# WHAT THE TASK REQUIRES
Reproduce the data word for word, starting at its first line and ending at the line containing "- inset-frame: [246, 298, 333, 410]", with both of those lines included.

# INFORMATION SHOWN

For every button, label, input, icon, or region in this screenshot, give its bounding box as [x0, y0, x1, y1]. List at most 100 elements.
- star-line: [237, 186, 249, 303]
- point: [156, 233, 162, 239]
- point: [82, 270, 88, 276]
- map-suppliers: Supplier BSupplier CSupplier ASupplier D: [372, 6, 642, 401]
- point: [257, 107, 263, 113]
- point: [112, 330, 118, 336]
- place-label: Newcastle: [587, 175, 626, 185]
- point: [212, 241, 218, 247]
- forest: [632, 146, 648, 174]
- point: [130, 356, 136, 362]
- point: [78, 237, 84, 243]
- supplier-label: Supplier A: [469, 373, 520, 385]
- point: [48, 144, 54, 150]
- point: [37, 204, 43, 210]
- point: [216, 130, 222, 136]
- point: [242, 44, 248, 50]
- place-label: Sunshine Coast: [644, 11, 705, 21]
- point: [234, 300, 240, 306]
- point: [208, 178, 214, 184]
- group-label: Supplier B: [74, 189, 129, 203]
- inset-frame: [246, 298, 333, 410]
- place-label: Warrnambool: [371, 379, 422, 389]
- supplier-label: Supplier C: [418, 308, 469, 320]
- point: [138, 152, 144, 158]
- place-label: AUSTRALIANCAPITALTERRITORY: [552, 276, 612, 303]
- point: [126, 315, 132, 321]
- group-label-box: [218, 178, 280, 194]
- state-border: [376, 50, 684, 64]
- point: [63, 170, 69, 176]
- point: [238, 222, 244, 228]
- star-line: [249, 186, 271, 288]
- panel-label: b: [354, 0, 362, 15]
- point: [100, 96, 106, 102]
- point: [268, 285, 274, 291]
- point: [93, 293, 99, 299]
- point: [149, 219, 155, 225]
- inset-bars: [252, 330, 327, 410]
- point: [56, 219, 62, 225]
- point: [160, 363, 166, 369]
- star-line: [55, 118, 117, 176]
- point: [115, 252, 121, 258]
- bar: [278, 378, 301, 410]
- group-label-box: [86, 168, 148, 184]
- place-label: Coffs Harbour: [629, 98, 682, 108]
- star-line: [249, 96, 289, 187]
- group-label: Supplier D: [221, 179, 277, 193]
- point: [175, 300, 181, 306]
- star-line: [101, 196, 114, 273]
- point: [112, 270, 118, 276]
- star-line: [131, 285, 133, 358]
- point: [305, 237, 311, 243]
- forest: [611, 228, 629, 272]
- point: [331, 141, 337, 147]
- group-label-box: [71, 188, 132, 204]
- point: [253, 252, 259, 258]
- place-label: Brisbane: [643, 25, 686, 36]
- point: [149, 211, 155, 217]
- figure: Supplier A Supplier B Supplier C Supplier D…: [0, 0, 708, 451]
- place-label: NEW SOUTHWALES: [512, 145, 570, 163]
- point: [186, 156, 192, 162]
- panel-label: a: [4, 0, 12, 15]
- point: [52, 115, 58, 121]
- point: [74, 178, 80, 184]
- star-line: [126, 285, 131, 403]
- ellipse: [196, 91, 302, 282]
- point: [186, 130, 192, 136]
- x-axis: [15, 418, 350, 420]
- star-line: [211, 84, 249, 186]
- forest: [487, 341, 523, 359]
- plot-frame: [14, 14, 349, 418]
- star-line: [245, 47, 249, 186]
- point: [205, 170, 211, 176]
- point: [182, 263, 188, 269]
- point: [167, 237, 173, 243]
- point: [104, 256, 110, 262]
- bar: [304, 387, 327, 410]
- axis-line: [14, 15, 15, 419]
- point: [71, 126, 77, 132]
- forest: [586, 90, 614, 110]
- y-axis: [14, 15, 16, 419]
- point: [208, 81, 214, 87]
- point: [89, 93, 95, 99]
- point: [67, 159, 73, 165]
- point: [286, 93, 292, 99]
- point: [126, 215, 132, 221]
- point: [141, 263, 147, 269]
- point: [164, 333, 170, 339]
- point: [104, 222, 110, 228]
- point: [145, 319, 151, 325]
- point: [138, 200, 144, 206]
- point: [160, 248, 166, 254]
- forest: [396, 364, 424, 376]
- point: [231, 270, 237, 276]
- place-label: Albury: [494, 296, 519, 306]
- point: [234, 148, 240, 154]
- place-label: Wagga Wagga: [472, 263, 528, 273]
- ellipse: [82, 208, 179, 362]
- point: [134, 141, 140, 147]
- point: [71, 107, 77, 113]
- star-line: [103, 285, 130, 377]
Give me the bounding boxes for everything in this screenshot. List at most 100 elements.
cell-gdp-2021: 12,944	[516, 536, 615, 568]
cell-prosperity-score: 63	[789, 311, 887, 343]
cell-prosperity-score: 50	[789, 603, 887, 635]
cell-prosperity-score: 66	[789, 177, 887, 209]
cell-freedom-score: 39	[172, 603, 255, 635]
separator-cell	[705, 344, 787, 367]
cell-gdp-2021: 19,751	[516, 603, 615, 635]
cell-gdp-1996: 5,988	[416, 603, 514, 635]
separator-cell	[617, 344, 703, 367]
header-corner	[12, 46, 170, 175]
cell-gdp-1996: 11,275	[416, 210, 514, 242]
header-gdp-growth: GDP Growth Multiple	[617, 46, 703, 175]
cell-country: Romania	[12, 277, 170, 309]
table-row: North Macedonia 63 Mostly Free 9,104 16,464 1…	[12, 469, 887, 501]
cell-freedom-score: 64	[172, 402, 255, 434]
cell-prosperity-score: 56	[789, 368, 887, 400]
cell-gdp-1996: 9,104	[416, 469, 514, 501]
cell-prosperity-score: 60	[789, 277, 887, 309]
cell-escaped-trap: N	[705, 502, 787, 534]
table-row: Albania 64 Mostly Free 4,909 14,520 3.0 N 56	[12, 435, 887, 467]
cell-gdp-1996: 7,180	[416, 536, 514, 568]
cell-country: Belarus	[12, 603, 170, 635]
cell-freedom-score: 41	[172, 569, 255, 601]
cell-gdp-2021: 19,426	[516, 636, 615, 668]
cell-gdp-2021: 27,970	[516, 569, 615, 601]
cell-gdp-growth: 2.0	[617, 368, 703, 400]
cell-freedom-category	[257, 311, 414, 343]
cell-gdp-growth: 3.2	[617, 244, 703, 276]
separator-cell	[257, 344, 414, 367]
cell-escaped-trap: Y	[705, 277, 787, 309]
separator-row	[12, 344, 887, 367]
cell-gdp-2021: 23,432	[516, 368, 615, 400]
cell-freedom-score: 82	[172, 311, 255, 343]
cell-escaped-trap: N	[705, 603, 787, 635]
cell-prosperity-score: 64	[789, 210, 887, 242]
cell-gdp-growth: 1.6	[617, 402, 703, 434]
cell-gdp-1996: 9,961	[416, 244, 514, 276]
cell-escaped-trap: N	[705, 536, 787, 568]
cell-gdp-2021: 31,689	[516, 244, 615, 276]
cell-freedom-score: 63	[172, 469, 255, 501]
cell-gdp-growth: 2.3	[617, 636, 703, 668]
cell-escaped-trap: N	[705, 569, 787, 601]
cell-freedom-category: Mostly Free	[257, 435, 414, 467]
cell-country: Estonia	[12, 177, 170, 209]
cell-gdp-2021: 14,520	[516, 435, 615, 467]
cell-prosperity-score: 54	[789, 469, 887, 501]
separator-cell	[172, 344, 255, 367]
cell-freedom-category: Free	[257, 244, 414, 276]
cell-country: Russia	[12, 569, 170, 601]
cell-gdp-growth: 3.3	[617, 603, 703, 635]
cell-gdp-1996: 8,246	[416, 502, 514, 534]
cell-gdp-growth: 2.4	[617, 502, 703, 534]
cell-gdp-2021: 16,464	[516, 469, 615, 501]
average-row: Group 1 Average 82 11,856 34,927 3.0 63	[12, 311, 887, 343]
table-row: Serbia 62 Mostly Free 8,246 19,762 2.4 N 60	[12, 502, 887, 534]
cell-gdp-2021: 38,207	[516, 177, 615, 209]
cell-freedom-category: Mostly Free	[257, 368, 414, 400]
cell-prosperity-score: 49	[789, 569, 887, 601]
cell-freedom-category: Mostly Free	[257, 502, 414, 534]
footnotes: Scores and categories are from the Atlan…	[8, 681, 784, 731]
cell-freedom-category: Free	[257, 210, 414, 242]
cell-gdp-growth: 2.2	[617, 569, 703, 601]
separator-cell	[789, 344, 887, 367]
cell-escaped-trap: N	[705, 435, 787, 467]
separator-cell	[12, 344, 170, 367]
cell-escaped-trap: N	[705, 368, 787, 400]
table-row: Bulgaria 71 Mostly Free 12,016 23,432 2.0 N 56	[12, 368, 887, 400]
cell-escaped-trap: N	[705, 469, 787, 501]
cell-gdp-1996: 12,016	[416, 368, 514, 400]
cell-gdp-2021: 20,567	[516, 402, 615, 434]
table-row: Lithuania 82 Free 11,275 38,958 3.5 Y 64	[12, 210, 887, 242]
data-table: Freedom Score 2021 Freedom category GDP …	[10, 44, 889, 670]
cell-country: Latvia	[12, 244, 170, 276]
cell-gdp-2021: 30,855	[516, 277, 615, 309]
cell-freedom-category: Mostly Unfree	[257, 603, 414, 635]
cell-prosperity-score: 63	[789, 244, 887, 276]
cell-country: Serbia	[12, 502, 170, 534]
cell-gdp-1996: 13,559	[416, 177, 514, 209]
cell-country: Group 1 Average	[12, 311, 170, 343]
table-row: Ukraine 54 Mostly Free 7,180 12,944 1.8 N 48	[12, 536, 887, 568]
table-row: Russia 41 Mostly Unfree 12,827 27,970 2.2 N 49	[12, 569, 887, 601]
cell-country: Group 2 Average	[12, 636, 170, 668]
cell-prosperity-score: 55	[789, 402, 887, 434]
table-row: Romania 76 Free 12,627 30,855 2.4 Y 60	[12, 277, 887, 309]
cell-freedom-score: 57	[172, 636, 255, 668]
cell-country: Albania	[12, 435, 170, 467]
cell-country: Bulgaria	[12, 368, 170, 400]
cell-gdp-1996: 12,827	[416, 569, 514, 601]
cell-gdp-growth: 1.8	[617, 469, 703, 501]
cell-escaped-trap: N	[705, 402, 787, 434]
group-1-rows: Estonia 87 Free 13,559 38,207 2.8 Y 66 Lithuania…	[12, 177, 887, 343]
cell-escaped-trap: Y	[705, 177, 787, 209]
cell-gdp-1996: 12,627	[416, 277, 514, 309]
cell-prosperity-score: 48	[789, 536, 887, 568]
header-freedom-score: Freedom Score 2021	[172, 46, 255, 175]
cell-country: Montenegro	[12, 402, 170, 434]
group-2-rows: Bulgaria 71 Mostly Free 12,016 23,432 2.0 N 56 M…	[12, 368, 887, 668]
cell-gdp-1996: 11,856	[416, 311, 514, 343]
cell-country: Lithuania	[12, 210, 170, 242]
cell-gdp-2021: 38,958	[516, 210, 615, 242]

# THE OUTPUT
For every button, label, input, icon, or region in this screenshot, give its bounding box as [x0, y0, x1, y1]. List at most 100 elements.
- star-line: [237, 186, 249, 303]
- point: [156, 233, 162, 239]
- point: [82, 270, 88, 276]
- map-suppliers: Supplier BSupplier CSupplier ASupplier D: [372, 6, 642, 401]
- point: [257, 107, 263, 113]
- point: [112, 330, 118, 336]
- place-label: Newcastle: [587, 175, 626, 185]
- point: [212, 241, 218, 247]
- forest: [632, 146, 648, 174]
- point: [130, 356, 136, 362]
- point: [78, 237, 84, 243]
- supplier-label: Supplier A: [469, 373, 520, 385]
- point: [48, 144, 54, 150]
- point: [37, 204, 43, 210]
- point: [216, 130, 222, 136]
- point: [242, 44, 248, 50]
- place-label: Sunshine Coast: [644, 11, 705, 21]
- point: [234, 300, 240, 306]
- point: [208, 178, 214, 184]
- group-label: Supplier B: [74, 189, 129, 203]
- inset-frame: [246, 298, 333, 410]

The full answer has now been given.